AIM »
Give back a single number, the count of lines containing the word "title".

···

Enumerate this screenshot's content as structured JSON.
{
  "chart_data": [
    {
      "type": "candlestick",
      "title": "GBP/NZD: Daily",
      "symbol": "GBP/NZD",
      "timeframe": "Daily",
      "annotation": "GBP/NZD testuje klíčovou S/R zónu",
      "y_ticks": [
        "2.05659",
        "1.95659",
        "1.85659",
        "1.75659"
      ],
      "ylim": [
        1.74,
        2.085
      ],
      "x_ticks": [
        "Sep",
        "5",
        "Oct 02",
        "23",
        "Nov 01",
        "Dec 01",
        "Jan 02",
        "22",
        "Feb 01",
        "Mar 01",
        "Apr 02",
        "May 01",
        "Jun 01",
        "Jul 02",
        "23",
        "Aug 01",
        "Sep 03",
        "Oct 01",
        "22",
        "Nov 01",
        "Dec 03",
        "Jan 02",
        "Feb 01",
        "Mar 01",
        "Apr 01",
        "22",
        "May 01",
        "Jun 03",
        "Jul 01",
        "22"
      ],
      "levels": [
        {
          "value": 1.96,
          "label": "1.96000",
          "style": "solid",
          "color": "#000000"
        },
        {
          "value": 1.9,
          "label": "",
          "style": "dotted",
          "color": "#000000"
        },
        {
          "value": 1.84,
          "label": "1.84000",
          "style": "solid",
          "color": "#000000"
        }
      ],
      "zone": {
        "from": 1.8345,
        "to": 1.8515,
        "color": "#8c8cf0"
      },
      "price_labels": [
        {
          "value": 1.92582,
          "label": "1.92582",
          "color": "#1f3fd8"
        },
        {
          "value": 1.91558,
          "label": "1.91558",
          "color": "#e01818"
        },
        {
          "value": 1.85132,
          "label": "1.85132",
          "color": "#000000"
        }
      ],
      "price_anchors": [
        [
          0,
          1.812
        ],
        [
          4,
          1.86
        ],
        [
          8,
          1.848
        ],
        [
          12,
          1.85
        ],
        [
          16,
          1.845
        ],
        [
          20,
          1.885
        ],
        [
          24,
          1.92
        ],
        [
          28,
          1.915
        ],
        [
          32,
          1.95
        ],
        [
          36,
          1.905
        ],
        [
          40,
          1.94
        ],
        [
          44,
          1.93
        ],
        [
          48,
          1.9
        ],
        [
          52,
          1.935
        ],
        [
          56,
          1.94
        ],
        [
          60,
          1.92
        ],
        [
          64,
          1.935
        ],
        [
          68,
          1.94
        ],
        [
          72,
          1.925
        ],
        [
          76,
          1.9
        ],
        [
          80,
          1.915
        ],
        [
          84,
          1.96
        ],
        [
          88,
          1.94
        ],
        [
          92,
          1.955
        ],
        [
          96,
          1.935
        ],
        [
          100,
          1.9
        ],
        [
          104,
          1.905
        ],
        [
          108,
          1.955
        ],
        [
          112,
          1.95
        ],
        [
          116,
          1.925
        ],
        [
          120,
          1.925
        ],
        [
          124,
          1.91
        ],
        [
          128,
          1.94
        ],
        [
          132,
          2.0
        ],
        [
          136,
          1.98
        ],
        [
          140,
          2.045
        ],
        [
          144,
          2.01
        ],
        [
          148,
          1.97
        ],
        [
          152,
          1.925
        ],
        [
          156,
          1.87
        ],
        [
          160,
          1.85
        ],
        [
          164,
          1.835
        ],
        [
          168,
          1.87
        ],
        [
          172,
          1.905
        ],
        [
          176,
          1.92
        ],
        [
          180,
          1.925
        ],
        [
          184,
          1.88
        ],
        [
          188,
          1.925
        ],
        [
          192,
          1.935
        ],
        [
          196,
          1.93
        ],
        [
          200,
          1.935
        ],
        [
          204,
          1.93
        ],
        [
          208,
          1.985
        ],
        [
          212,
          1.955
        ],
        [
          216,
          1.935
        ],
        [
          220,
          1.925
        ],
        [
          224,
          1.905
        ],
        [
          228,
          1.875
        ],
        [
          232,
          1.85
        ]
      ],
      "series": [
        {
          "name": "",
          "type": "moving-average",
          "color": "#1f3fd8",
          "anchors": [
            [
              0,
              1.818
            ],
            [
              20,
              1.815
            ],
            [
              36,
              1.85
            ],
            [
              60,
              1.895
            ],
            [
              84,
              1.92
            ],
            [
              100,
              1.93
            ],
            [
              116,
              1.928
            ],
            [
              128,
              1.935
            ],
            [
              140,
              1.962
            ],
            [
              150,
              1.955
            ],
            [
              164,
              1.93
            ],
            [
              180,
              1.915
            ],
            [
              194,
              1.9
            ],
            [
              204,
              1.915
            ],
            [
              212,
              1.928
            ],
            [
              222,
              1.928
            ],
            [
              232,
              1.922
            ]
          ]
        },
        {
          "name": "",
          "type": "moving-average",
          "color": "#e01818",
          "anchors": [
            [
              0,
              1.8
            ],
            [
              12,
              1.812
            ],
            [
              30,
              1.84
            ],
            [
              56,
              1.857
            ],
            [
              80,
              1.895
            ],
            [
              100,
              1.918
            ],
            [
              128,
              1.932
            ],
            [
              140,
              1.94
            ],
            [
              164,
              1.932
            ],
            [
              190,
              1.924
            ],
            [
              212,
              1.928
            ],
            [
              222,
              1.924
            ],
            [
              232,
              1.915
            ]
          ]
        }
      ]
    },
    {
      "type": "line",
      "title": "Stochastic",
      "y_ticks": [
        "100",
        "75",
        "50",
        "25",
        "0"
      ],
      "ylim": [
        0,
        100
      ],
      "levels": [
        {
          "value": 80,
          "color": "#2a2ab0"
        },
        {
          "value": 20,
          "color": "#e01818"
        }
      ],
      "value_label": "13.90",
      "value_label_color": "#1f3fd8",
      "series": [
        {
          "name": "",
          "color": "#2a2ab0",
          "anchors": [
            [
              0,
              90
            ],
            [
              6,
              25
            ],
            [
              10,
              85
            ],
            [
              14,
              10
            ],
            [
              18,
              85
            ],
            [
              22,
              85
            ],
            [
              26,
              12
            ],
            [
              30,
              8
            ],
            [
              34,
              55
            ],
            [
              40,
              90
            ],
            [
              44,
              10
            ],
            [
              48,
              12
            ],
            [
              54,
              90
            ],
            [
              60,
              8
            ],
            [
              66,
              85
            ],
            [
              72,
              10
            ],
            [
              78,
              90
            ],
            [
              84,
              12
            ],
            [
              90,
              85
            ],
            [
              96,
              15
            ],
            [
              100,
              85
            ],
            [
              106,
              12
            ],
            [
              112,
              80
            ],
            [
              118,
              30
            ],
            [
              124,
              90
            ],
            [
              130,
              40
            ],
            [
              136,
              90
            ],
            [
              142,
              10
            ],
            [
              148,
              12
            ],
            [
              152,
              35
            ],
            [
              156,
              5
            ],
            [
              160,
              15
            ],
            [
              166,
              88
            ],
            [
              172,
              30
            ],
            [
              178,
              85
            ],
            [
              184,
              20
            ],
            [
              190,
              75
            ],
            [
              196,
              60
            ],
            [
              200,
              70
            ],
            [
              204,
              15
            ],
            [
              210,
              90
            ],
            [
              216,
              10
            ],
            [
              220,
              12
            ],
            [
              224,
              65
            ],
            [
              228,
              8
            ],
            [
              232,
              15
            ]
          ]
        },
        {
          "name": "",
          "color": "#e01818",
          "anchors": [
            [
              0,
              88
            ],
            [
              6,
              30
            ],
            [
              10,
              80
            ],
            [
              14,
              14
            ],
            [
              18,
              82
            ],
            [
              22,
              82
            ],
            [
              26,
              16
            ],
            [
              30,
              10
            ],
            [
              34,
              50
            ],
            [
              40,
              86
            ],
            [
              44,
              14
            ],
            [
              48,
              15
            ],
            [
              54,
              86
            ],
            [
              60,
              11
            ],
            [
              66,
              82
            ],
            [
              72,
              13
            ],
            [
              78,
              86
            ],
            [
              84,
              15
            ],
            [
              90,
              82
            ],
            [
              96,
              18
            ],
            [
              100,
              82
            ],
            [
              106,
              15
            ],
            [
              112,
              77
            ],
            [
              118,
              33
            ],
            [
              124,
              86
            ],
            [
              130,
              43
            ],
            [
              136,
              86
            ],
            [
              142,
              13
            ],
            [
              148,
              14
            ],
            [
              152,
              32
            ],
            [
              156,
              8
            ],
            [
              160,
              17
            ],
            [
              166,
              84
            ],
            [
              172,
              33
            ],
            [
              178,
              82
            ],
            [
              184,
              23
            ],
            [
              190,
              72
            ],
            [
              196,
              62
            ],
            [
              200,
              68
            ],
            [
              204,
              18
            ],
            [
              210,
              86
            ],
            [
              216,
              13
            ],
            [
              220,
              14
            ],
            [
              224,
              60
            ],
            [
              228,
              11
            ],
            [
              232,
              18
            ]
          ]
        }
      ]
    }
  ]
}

···

SOLUTION TO THIS EXERCISE »
2